### EXERCISE PROMPT
Your task is to repeat all of the data exactly while excluding the pictures.

### EXTRACTED RECORDS
==============================

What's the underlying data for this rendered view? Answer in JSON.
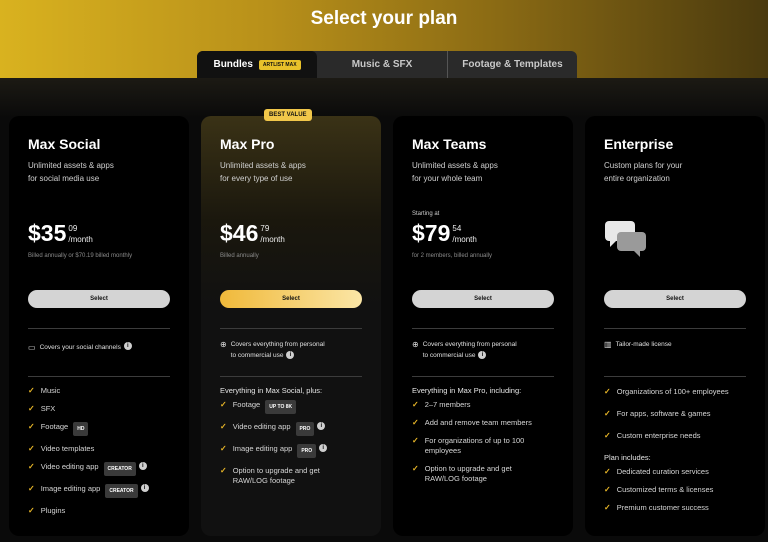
{
  "header": {
    "title": "Select your plan"
  },
  "tabs": [
    {
      "label": "Bundles",
      "badge": "ARTLIST MAX"
    },
    {
      "label": "Music & SFX"
    },
    {
      "label": "Footage & Templates"
    }
  ],
  "best_value": "BEST VALUE",
  "plans": [
    {
      "title": "Max Social",
      "desc": [
        "Unlimited assets & apps",
        "for social media use"
      ],
      "price_main": "$35",
      "price_cents": "09",
      "per": "/month",
      "billed": "Billed annually or $70.19 billed monthly",
      "select": "Select",
      "cover": "Covers your social channels",
      "features": [
        "Music",
        "SFX",
        "Footage",
        "Video templates",
        "Video editing app",
        "Image editing app",
        "Plugins"
      ],
      "tags": {
        "footage": "HD",
        "video": "CREATOR",
        "image": "CREATOR"
      }
    },
    {
      "title": "Max Pro",
      "desc": [
        "Unlimited assets & apps",
        "for every type of use"
      ],
      "price_main": "$46",
      "price_cents": "79",
      "per": "/month",
      "billed": "Billed annually",
      "select": "Select",
      "cover": [
        "Covers everything from personal",
        "to commercial use"
      ],
      "list_header": "Everything in Max Social, plus:",
      "features": [
        "Footage",
        "Video editing app",
        "Image editing app",
        "Option to upgrade and get",
        "RAW/LOG footage"
      ],
      "tags": {
        "footage": "UP TO 8K",
        "video": "PRO",
        "image": "PRO"
      }
    },
    {
      "title": "Max Teams",
      "desc": [
        "Unlimited assets & apps",
        "for your whole team"
      ],
      "starting": "Starting at",
      "price_main": "$79",
      "price_cents": "54",
      "per": "/month",
      "billed": "for 2 members, billed annually",
      "select": "Select",
      "cover": [
        "Covers everything from personal",
        "to commercial use"
      ],
      "list_header": "Everything in Max Pro, including:",
      "features": [
        "2–7 members",
        "Add and remove team members",
        "For organizations of up to 100",
        "employees",
        "Option to upgrade and get",
        "RAW/LOG footage"
      ]
    },
    {
      "title": "Enterprise",
      "desc": [
        "Custom plans for your",
        "entire organization"
      ],
      "select": "Select",
      "cover": "Tailor-made license",
      "features": [
        "Organizations of 100+ employees",
        "For apps, software & games",
        "Custom enterprise needs"
      ],
      "list_header2": "Plan includes:",
      "features2": [
        "Dedicated curation services",
        "Customized terms & licenses",
        "Premium customer success"
      ]
    }
  ],
  "colors": {
    "accent": "#e8b627",
    "card": "#000000",
    "pro_gold": "#f0b93a"
  }
}
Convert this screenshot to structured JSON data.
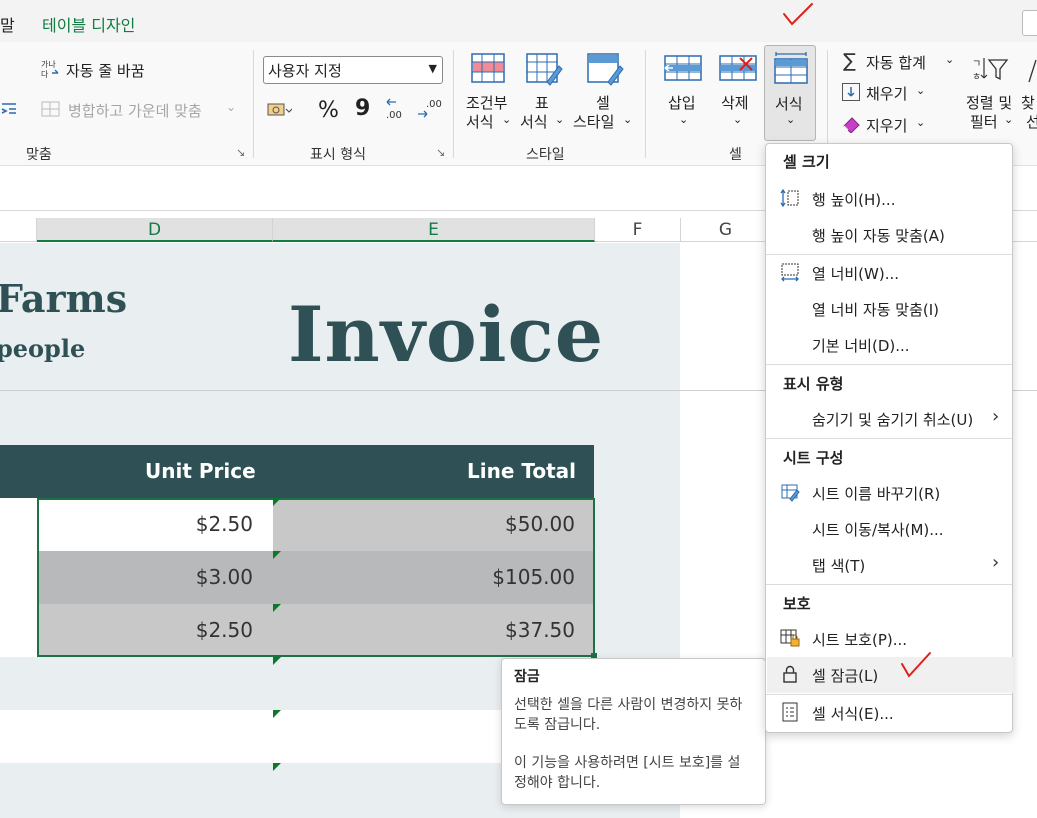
{
  "tabs": {
    "partial": "말",
    "design": "테이블 디자인"
  },
  "ribbon": {
    "wrap_text": "자동 줄 바꿈",
    "merge_center": "병합하고 가운데 맞춤",
    "align_group": "맞춤",
    "number_format": "사용자 지정",
    "number_group": "표시 형식",
    "conditional_fmt": [
      "조건부",
      "서식"
    ],
    "format_table": [
      "표",
      "서식"
    ],
    "cell_styles": [
      "셀",
      "스타일"
    ],
    "styles_group": "스타일",
    "insert": "삽입",
    "delete": "삭제",
    "format": "서식",
    "cells_group": "셀",
    "autosum": "자동 합계",
    "fill": "채우기",
    "clear": "지우기",
    "sort_filter": [
      "정렬 및",
      "필터"
    ],
    "find_partial": [
      "찾",
      "선"
    ],
    "percent": "%",
    "comma": "9",
    "dec_inc": ".00",
    "dec_dec": ".00"
  },
  "columns": [
    "D",
    "E",
    "F",
    "G"
  ],
  "sheet": {
    "brand_line1": "Farms",
    "brand_line2": "people",
    "title": "Invoice",
    "header_unit_price": "Unit Price",
    "header_line_total": "Line Total",
    "rows": [
      {
        "unit": "$2.50",
        "total": "$50.00"
      },
      {
        "unit": "$3.00",
        "total": "$105.00"
      },
      {
        "unit": "$2.50",
        "total": "$37.50"
      }
    ]
  },
  "menu": {
    "sec_cell_size": "셀 크기",
    "row_height": "행 높이(H)...",
    "autofit_row": "행 높이 자동 맞춤(A)",
    "col_width": "열 너비(W)...",
    "autofit_col": "열 너비 자동 맞춤(I)",
    "default_width": "기본 너비(D)...",
    "sec_visibility": "표시 유형",
    "hide_unhide": "숨기기 및 숨기기 취소(U)",
    "sec_organize": "시트 구성",
    "rename_sheet": "시트 이름 바꾸기(R)",
    "move_copy": "시트 이동/복사(M)...",
    "tab_color": "탭 색(T)",
    "sec_protection": "보호",
    "protect_sheet": "시트 보호(P)...",
    "lock_cell": "셀 잠금(L)",
    "format_cells": "셀 서식(E)..."
  },
  "tooltip": {
    "title": "잠금",
    "desc": "선택한 셀을 다른 사람이 변경하지 못하도록 잠급니다.",
    "note": "이 기능을 사용하려면 [시트 보호]를 설정해야 합니다."
  },
  "colors": {
    "accent": "#107c41",
    "header_band": "#2f5155",
    "annotation": "#e0201a"
  }
}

==============================

### TASK RESPONSE
What's the underlying data for this rendered view? Answer in JSON.
{
  "header": {
    "title": "Select your plan"
  },
  "tabs": [
    {
      "label": "Bundles",
      "badge": "ARTLIST MAX"
    },
    {
      "label": "Music & SFX"
    },
    {
      "label": "Footage & Templates"
    }
  ],
  "best_value": "BEST VALUE",
  "plans": [
    {
      "title": "Max Social",
      "desc": [
        "Unlimited assets & apps",
        "for social media use"
      ],
      "price_main": "$35",
      "price_cents": "09",
      "per": "/month",
      "billed": "Billed annually or $70.19 billed monthly",
      "select": "Select",
      "cover": "Covers your social channels",
      "features": [
        "Music",
        "SFX",
        "Footage",
        "Video templates",
        "Video editing app",
        "Image editing app",
        "Plugins"
      ],
      "tags": {
        "footage": "HD",
        "video": "CREATOR",
        "image": "CREATOR"
      }
    },
    {
      "title": "Max Pro",
      "desc": [
        "Unlimited assets & apps",
        "for every type of use"
      ],
      "price_main": "$46",
      "price_cents": "79",
      "per": "/month",
      "billed": "Billed annually",
      "select": "Select",
      "cover": [
        "Covers everything from personal",
        "to commercial use"
      ],
      "list_header": "Everything in Max Social, plus:",
      "features": [
        "Footage",
        "Video editing app",
        "Image editing app",
        "Option to upgrade and get",
        "RAW/LOG footage"
      ],
      "tags": {
        "footage": "UP TO 8K",
        "video": "PRO",
        "image": "PRO"
      }
    },
    {
      "title": "Max Teams",
      "desc": [
        "Unlimited assets & apps",
        "for your whole team"
      ],
      "starting": "Starting at",
      "price_main": "$79",
      "price_cents": "54",
      "per": "/month",
      "billed": "for 2 members, billed annually",
      "select": "Select",
      "cover": [
        "Covers everything from personal",
        "to commercial use"
      ],
      "list_header": "Everything in Max Pro, including:",
      "features": [
        "2–7 members",
        "Add and remove team members",
        "For organizations of up to 100",
        "employees",
        "Option to upgrade and get",
        "RAW/LOG footage"
      ]
    },
    {
      "title": "Enterprise",
      "desc": [
        "Custom plans for your",
        "entire organization"
      ],
      "select": "Select",
      "cover": "Tailor-made license",
      "features": [
        "Organizations of 100+ employees",
        "For apps, software & games",
        "Custom enterprise needs"
      ],
      "list_header2": "Plan includes:",
      "features2": [
        "Dedicated curation services",
        "Customized terms & licenses",
        "Premium customer success"
      ]
    }
  ],
  "colors": {
    "accent": "#e8b627",
    "card": "#000000",
    "pro_gold": "#f0b93a"
  }
}
Convert this screenshot to structured JSON data.
{
  "tabs": {
    "partial": "말",
    "design": "테이블 디자인"
  },
  "ribbon": {
    "wrap_text": "자동 줄 바꿈",
    "merge_center": "병합하고 가운데 맞춤",
    "align_group": "맞춤",
    "number_format": "사용자 지정",
    "number_group": "표시 형식",
    "conditional_fmt": [
      "조건부",
      "서식"
    ],
    "format_table": [
      "표",
      "서식"
    ],
    "cell_styles": [
      "셀",
      "스타일"
    ],
    "styles_group": "스타일",
    "insert": "삽입",
    "delete": "삭제",
    "format": "서식",
    "cells_group": "셀",
    "autosum": "자동 합계",
    "fill": "채우기",
    "clear": "지우기",
    "sort_filter": [
      "정렬 및",
      "필터"
    ],
    "find_partial": [
      "찾",
      "선"
    ],
    "percent": "%",
    "comma": "9",
    "dec_inc": ".00",
    "dec_dec": ".00"
  },
  "columns": [
    "D",
    "E",
    "F",
    "G"
  ],
  "sheet": {
    "brand_line1": "Farms",
    "brand_line2": "people",
    "title": "Invoice",
    "header_unit_price": "Unit Price",
    "header_line_total": "Line Total",
    "rows": [
      {
        "unit": "$2.50",
        "total": "$50.00"
      },
      {
        "unit": "$3.00",
        "total": "$105.00"
      },
      {
        "unit": "$2.50",
        "total": "$37.50"
      }
    ]
  },
  "menu": {
    "sec_cell_size": "셀 크기",
    "row_height": "행 높이(H)...",
    "autofit_row": "행 높이 자동 맞춤(A)",
    "col_width": "열 너비(W)...",
    "autofit_col": "열 너비 자동 맞춤(I)",
    "default_width": "기본 너비(D)...",
    "sec_visibility": "표시 유형",
    "hide_unhide": "숨기기 및 숨기기 취소(U)",
    "sec_organize": "시트 구성",
    "rename_sheet": "시트 이름 바꾸기(R)",
    "move_copy": "시트 이동/복사(M)...",
    "tab_color": "탭 색(T)",
    "sec_protection": "보호",
    "protect_sheet": "시트 보호(P)...",
    "lock_cell": "셀 잠금(L)",
    "format_cells": "셀 서식(E)..."
  },
  "tooltip": {
    "title": "잠금",
    "desc": "선택한 셀을 다른 사람이 변경하지 못하도록 잠급니다.",
    "note": "이 기능을 사용하려면 [시트 보호]를 설정해야 합니다."
  },
  "colors": {
    "accent": "#107c41",
    "header_band": "#2f5155",
    "annotation": "#e0201a"
  }
}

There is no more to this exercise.